- Exercise inputs
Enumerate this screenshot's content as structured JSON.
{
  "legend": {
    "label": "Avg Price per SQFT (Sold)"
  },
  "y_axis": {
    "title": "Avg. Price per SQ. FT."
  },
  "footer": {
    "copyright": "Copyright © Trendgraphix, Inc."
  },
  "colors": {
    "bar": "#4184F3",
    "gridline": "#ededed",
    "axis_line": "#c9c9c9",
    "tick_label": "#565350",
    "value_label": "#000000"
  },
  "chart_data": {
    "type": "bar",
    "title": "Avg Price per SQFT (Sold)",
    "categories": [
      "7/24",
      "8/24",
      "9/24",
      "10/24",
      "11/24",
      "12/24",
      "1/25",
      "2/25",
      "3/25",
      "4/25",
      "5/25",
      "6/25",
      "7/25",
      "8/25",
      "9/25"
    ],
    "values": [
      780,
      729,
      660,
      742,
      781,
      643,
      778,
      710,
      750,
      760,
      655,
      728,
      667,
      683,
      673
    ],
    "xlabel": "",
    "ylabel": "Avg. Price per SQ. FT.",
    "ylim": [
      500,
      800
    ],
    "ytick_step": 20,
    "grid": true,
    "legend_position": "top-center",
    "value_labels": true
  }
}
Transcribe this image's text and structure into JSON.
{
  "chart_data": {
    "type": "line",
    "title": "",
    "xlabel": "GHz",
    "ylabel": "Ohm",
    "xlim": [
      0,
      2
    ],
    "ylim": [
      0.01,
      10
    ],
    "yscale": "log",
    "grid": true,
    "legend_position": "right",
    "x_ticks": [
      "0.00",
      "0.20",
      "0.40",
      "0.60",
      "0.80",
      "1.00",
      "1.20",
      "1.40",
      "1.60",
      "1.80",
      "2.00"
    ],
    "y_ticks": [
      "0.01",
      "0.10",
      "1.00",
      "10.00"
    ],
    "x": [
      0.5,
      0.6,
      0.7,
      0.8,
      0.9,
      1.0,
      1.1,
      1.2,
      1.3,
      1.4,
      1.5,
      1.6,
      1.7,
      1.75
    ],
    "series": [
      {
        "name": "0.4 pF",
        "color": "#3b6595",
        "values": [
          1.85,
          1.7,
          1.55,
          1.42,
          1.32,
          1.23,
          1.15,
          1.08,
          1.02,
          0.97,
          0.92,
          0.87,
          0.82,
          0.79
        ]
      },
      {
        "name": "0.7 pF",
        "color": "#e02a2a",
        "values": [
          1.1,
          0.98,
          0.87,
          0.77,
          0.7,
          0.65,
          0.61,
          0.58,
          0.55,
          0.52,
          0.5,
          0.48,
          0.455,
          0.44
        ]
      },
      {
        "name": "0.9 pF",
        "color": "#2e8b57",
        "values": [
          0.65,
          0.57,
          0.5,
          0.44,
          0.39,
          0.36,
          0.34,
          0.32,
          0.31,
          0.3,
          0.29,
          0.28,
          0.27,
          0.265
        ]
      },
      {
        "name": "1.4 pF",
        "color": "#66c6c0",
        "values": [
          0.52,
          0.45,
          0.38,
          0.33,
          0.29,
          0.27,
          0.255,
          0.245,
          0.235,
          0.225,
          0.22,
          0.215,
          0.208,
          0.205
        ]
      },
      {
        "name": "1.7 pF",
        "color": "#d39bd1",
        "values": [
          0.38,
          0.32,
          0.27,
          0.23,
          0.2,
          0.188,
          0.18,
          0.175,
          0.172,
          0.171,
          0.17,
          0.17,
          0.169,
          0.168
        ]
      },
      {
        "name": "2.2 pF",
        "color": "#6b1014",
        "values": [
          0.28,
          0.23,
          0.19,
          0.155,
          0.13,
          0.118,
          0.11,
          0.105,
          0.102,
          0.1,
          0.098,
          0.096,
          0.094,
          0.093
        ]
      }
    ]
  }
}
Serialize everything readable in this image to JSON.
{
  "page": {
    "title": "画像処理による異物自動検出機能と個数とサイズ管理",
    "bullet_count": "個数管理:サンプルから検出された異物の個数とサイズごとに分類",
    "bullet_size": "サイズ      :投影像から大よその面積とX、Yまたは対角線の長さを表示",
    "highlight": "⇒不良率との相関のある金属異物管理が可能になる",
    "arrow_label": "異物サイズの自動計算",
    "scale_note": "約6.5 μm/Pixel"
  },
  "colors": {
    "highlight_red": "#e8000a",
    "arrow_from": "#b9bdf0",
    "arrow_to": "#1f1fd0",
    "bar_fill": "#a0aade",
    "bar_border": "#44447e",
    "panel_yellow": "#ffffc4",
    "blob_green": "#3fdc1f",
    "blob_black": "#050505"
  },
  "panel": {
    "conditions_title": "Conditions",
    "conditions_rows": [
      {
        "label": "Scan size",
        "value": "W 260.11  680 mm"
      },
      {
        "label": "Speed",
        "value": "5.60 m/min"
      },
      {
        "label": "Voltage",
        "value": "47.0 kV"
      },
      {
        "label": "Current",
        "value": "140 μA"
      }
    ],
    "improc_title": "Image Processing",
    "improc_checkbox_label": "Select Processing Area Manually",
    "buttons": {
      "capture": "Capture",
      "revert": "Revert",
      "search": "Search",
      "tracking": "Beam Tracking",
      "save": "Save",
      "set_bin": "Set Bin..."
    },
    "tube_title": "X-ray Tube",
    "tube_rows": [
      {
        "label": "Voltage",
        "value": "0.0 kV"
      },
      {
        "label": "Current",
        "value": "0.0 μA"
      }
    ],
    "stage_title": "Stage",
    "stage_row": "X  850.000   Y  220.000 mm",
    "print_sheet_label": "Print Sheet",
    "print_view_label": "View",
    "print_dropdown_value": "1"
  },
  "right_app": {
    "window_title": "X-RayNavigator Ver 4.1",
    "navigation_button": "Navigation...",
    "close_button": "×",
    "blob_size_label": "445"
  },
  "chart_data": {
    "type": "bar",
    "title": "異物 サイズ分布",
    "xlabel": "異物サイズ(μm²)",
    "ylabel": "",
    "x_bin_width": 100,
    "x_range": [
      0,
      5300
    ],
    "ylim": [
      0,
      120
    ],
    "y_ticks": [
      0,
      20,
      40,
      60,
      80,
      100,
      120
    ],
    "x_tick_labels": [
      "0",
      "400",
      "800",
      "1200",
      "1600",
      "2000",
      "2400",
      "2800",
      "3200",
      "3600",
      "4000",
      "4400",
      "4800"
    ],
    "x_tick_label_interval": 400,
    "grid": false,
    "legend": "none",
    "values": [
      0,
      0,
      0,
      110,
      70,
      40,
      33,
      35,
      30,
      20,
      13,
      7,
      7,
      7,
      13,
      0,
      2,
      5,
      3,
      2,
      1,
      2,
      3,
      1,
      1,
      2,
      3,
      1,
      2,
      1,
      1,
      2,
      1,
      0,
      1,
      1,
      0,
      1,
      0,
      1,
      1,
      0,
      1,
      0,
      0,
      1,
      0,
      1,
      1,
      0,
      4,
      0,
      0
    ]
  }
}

- Stated goal
Each line above must be printed exactly as it appears.

- Completed exercise
Enumerate this screenshot's content as structured JSON.
{
  "legend": {
    "label": "Avg Price per SQFT (Sold)"
  },
  "y_axis": {
    "title": "Avg. Price per SQ. FT."
  },
  "footer": {
    "copyright": "Copyright © Trendgraphix, Inc."
  },
  "colors": {
    "bar": "#4184F3",
    "gridline": "#ededed",
    "axis_line": "#c9c9c9",
    "tick_label": "#565350",
    "value_label": "#000000"
  },
  "chart_data": {
    "type": "bar",
    "title": "Avg Price per SQFT (Sold)",
    "categories": [
      "7/24",
      "8/24",
      "9/24",
      "10/24",
      "11/24",
      "12/24",
      "1/25",
      "2/25",
      "3/25",
      "4/25",
      "5/25",
      "6/25",
      "7/25",
      "8/25",
      "9/25"
    ],
    "values": [
      780,
      729,
      660,
      742,
      781,
      643,
      778,
      710,
      750,
      760,
      655,
      728,
      667,
      683,
      673
    ],
    "xlabel": "",
    "ylabel": "Avg. Price per SQ. FT.",
    "ylim": [
      500,
      800
    ],
    "ytick_step": 20,
    "grid": true,
    "legend_position": "top-center",
    "value_labels": true
  }
}
Transcribe this image's text and structure into JSON.
{
  "chart_data": {
    "type": "line",
    "title": "",
    "xlabel": "GHz",
    "ylabel": "Ohm",
    "xlim": [
      0,
      2
    ],
    "ylim": [
      0.01,
      10
    ],
    "yscale": "log",
    "grid": true,
    "legend_position": "right",
    "x_ticks": [
      "0.00",
      "0.20",
      "0.40",
      "0.60",
      "0.80",
      "1.00",
      "1.20",
      "1.40",
      "1.60",
      "1.80",
      "2.00"
    ],
    "y_ticks": [
      "0.01",
      "0.10",
      "1.00",
      "10.00"
    ],
    "x": [
      0.5,
      0.6,
      0.7,
      0.8,
      0.9,
      1.0,
      1.1,
      1.2,
      1.3,
      1.4,
      1.5,
      1.6,
      1.7,
      1.75
    ],
    "series": [
      {
        "name": "0.4 pF",
        "color": "#3b6595",
        "values": [
          1.85,
          1.7,
          1.55,
          1.42,
          1.32,
          1.23,
          1.15,
          1.08,
          1.02,
          0.97,
          0.92,
          0.87,
          0.82,
          0.79
        ]
      },
      {
        "name": "0.7 pF",
        "color": "#e02a2a",
        "values": [
          1.1,
          0.98,
          0.87,
          0.77,
          0.7,
          0.65,
          0.61,
          0.58,
          0.55,
          0.52,
          0.5,
          0.48,
          0.455,
          0.44
        ]
      },
      {
        "name": "0.9 pF",
        "color": "#2e8b57",
        "values": [
          0.65,
          0.57,
          0.5,
          0.44,
          0.39,
          0.36,
          0.34,
          0.32,
          0.31,
          0.3,
          0.29,
          0.28,
          0.27,
          0.265
        ]
      },
      {
        "name": "1.4 pF",
        "color": "#66c6c0",
        "values": [
          0.52,
          0.45,
          0.38,
          0.33,
          0.29,
          0.27,
          0.255,
          0.245,
          0.235,
          0.225,
          0.22,
          0.215,
          0.208,
          0.205
        ]
      },
      {
        "name": "1.7 pF",
        "color": "#d39bd1",
        "values": [
          0.38,
          0.32,
          0.27,
          0.23,
          0.2,
          0.188,
          0.18,
          0.175,
          0.172,
          0.171,
          0.17,
          0.17,
          0.169,
          0.168
        ]
      },
      {
        "name": "2.2 pF",
        "color": "#6b1014",
        "values": [
          0.28,
          0.23,
          0.19,
          0.155,
          0.13,
          0.118,
          0.11,
          0.105,
          0.102,
          0.1,
          0.098,
          0.096,
          0.094,
          0.093
        ]
      }
    ]
  }
}
Serialize everything readable in this image to JSON.
{
  "page": {
    "title": "画像処理による異物自動検出機能と個数とサイズ管理",
    "bullet_count": "個数管理:サンプルから検出された異物の個数とサイズごとに分類",
    "bullet_size": "サイズ      :投影像から大よその面積とX、Yまたは対角線の長さを表示",
    "highlight": "⇒不良率との相関のある金属異物管理が可能になる",
    "arrow_label": "異物サイズの自動計算",
    "scale_note": "約6.5 μm/Pixel"
  },
  "colors": {
    "highlight_red": "#e8000a",
    "arrow_from": "#b9bdf0",
    "arrow_to": "#1f1fd0",
    "bar_fill": "#a0aade",
    "bar_border": "#44447e",
    "panel_yellow": "#ffffc4",
    "blob_green": "#3fdc1f",
    "blob_black": "#050505"
  },
  "panel": {
    "conditions_title": "Conditions",
    "conditions_rows": [
      {
        "label": "Scan size",
        "value": "W 260.11  680 mm"
      },
      {
        "label": "Speed",
        "value": "5.60 m/min"
      },
      {
        "label": "Voltage",
        "value": "47.0 kV"
      },
      {
        "label": "Current",
        "value": "140 μA"
      }
    ],
    "improc_title": "Image Processing",
    "improc_checkbox_label": "Select Processing Area Manually",
    "buttons": {
      "capture": "Capture",
      "revert": "Revert",
      "search": "Search",
      "tracking": "Beam Tracking",
      "save": "Save",
      "set_bin": "Set Bin..."
    },
    "tube_title": "X-ray Tube",
    "tube_rows": [
      {
        "label": "Voltage",
        "value": "0.0 kV"
      },
      {
        "label": "Current",
        "value": "0.0 μA"
      }
    ],
    "stage_title": "Stage",
    "stage_row": "X  850.000   Y  220.000 mm",
    "print_sheet_label": "Print Sheet",
    "print_view_label": "View",
    "print_dropdown_value": "1"
  },
  "right_app": {
    "window_title": "X-RayNavigator Ver 4.1",
    "navigation_button": "Navigation...",
    "close_button": "×",
    "blob_size_label": "445"
  },
  "chart_data": {
    "type": "bar",
    "title": "異物 サイズ分布",
    "xlabel": "異物サイズ(μm²)",
    "ylabel": "",
    "x_bin_width": 100,
    "x_range": [
      0,
      5300
    ],
    "ylim": [
      0,
      120
    ],
    "y_ticks": [
      0,
      20,
      40,
      60,
      80,
      100,
      120
    ],
    "x_tick_labels": [
      "0",
      "400",
      "800",
      "1200",
      "1600",
      "2000",
      "2400",
      "2800",
      "3200",
      "3600",
      "4000",
      "4400",
      "4800"
    ],
    "x_tick_label_interval": 400,
    "grid": false,
    "legend": "none",
    "values": [
      0,
      0,
      0,
      110,
      70,
      40,
      33,
      35,
      30,
      20,
      13,
      7,
      7,
      7,
      13,
      0,
      2,
      5,
      3,
      2,
      1,
      2,
      3,
      1,
      1,
      2,
      3,
      1,
      2,
      1,
      1,
      2,
      1,
      0,
      1,
      1,
      0,
      1,
      0,
      1,
      1,
      0,
      1,
      0,
      0,
      1,
      0,
      1,
      1,
      0,
      4,
      0,
      0
    ]
  }
}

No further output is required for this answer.